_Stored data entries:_

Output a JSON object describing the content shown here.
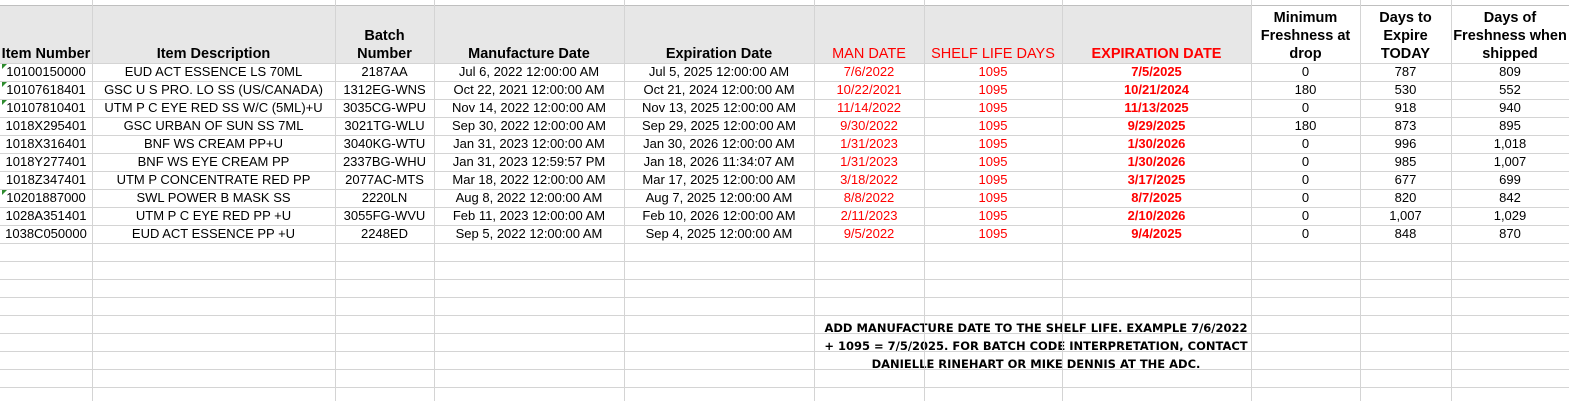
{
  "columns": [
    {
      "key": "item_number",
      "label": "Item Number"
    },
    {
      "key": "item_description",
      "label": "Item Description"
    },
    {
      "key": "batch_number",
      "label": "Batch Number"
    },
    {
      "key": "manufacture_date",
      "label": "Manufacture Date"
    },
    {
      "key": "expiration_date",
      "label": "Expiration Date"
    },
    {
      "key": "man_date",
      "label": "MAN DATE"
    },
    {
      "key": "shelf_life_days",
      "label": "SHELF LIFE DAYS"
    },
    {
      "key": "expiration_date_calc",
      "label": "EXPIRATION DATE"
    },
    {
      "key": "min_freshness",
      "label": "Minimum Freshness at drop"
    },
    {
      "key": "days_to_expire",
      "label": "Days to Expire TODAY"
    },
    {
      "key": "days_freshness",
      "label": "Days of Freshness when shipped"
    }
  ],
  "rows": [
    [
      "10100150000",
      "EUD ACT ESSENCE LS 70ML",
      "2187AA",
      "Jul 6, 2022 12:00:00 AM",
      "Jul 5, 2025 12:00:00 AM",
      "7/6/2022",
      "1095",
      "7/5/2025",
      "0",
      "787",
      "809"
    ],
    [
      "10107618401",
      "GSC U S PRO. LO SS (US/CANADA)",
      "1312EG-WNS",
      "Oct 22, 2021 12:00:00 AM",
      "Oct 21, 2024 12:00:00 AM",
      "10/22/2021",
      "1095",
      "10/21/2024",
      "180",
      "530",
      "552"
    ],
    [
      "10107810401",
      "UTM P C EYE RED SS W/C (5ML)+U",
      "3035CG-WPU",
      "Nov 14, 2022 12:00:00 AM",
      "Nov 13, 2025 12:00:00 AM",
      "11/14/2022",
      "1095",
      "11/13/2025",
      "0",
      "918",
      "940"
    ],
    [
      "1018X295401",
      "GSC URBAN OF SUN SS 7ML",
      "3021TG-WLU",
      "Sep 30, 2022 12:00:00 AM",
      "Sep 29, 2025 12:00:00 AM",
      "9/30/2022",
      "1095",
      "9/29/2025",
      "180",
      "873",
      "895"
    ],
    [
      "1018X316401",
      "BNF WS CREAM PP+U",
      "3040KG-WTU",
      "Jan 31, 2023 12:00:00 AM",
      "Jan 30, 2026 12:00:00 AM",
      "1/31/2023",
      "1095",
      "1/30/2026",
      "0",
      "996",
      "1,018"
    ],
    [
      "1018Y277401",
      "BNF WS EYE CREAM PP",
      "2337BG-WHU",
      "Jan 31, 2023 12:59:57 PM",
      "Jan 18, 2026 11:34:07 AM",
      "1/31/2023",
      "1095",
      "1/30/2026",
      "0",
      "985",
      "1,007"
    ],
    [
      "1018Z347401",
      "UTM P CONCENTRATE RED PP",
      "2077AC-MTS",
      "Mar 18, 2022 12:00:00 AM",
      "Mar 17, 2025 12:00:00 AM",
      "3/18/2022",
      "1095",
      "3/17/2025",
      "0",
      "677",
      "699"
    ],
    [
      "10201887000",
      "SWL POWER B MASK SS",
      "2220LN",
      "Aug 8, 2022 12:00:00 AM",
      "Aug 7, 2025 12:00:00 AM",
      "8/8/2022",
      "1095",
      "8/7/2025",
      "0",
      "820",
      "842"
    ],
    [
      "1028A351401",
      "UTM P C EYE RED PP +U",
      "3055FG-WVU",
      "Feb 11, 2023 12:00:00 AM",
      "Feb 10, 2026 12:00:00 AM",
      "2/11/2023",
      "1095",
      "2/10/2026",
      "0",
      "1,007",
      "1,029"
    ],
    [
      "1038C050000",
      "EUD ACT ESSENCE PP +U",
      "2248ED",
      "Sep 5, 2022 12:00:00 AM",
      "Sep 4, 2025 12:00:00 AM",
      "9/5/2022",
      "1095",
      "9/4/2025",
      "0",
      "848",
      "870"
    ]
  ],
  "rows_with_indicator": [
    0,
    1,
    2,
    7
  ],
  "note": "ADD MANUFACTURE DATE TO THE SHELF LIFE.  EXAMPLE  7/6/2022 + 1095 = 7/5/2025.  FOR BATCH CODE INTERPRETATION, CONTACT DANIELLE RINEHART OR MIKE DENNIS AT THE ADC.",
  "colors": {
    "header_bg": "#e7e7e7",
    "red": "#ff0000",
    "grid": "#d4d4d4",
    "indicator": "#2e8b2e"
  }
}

--

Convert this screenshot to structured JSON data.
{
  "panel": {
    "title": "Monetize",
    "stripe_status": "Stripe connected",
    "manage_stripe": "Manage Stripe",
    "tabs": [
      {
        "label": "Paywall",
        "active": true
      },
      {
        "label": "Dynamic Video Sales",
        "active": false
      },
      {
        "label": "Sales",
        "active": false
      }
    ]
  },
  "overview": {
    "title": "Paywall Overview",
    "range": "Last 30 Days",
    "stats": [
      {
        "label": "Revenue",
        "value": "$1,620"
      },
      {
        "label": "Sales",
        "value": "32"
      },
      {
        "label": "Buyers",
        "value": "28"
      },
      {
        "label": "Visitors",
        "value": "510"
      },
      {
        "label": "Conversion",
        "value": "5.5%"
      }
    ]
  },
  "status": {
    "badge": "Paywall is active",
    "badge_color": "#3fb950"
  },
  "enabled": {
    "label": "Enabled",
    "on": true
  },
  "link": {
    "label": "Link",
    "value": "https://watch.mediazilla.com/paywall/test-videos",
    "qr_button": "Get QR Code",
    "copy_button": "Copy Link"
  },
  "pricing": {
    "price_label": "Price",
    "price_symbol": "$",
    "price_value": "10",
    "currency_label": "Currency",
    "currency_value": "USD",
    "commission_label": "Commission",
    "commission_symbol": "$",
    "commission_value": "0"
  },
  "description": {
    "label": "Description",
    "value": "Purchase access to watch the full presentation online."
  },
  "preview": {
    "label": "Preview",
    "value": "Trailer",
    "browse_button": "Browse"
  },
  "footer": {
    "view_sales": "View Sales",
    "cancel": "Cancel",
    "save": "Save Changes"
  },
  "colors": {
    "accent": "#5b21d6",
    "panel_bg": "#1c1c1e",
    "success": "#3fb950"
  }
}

* * *

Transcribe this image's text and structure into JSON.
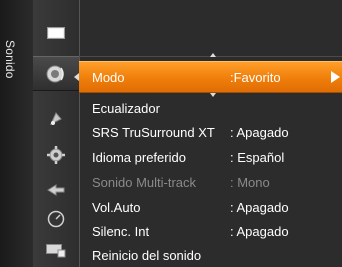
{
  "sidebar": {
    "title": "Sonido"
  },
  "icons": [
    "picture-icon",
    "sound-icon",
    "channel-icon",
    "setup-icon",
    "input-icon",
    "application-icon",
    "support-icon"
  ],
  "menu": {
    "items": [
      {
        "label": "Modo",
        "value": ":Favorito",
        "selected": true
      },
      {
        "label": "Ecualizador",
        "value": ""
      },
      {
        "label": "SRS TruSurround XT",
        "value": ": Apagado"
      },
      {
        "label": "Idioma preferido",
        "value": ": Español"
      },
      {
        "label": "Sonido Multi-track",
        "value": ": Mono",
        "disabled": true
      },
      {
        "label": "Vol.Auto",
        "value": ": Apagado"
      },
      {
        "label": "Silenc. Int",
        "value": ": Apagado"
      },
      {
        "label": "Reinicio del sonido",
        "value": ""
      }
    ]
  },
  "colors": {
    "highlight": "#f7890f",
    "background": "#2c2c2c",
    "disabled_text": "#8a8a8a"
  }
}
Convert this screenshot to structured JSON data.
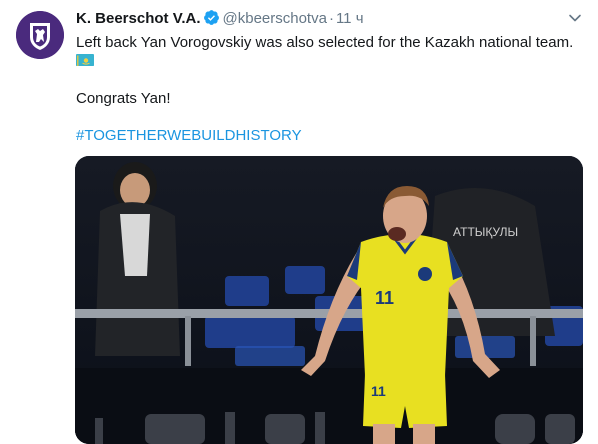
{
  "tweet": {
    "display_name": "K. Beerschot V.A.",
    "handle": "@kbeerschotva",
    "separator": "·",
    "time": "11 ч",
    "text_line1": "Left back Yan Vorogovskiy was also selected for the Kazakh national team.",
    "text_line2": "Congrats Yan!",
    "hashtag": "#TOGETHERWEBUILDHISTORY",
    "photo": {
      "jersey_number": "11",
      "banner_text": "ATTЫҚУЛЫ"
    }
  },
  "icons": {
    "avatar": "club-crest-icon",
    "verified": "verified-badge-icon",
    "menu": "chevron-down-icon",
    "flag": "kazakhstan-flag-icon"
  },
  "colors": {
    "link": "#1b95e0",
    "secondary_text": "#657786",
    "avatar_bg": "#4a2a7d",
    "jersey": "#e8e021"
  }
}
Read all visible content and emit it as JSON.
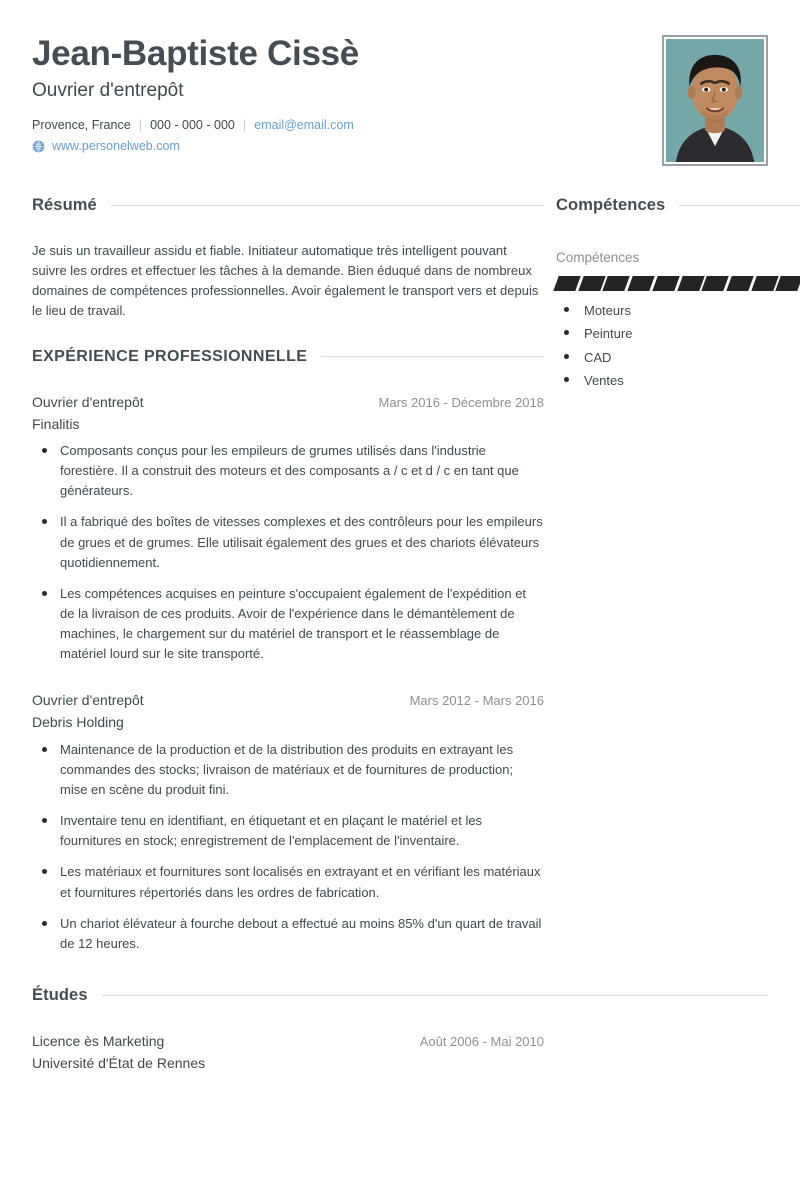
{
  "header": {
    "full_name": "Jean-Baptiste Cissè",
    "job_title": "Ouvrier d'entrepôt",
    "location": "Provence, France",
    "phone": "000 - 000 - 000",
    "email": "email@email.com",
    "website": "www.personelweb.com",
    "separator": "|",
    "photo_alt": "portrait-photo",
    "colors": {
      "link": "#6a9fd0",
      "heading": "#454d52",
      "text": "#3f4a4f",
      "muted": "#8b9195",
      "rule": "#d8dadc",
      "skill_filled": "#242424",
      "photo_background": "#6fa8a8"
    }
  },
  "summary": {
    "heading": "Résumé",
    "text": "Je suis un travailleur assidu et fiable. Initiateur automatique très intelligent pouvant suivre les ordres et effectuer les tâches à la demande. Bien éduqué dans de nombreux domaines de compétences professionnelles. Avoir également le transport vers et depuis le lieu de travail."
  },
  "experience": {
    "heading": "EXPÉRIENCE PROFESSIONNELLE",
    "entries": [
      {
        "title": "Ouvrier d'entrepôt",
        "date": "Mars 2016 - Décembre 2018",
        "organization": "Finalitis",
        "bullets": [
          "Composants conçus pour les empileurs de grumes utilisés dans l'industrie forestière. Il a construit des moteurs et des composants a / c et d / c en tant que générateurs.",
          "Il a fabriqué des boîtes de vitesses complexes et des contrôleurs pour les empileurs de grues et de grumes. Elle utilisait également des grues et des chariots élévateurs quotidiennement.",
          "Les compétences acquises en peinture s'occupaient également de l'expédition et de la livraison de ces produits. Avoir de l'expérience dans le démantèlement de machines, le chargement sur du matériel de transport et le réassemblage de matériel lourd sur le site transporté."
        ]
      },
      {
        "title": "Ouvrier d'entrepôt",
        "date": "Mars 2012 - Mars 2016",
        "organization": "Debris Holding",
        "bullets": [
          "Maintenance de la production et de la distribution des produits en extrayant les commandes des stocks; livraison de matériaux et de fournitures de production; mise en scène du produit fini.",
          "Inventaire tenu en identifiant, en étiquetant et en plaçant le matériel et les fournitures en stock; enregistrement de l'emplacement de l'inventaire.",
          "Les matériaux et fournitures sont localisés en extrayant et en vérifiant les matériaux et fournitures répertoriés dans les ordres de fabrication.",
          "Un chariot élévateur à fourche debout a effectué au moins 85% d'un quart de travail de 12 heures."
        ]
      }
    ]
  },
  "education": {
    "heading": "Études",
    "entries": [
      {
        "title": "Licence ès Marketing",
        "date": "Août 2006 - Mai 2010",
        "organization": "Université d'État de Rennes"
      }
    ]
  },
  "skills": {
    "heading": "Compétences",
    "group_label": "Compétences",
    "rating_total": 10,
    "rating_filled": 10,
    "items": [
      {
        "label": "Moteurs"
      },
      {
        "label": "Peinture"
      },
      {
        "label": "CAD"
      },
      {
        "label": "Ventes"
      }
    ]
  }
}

_Work to be completed:_ Search the preceding listing for the word "true" and pull out every line that holds it.

_Task solution:_
        "active": true
    "on": true
        "selected": true
        "disabled": true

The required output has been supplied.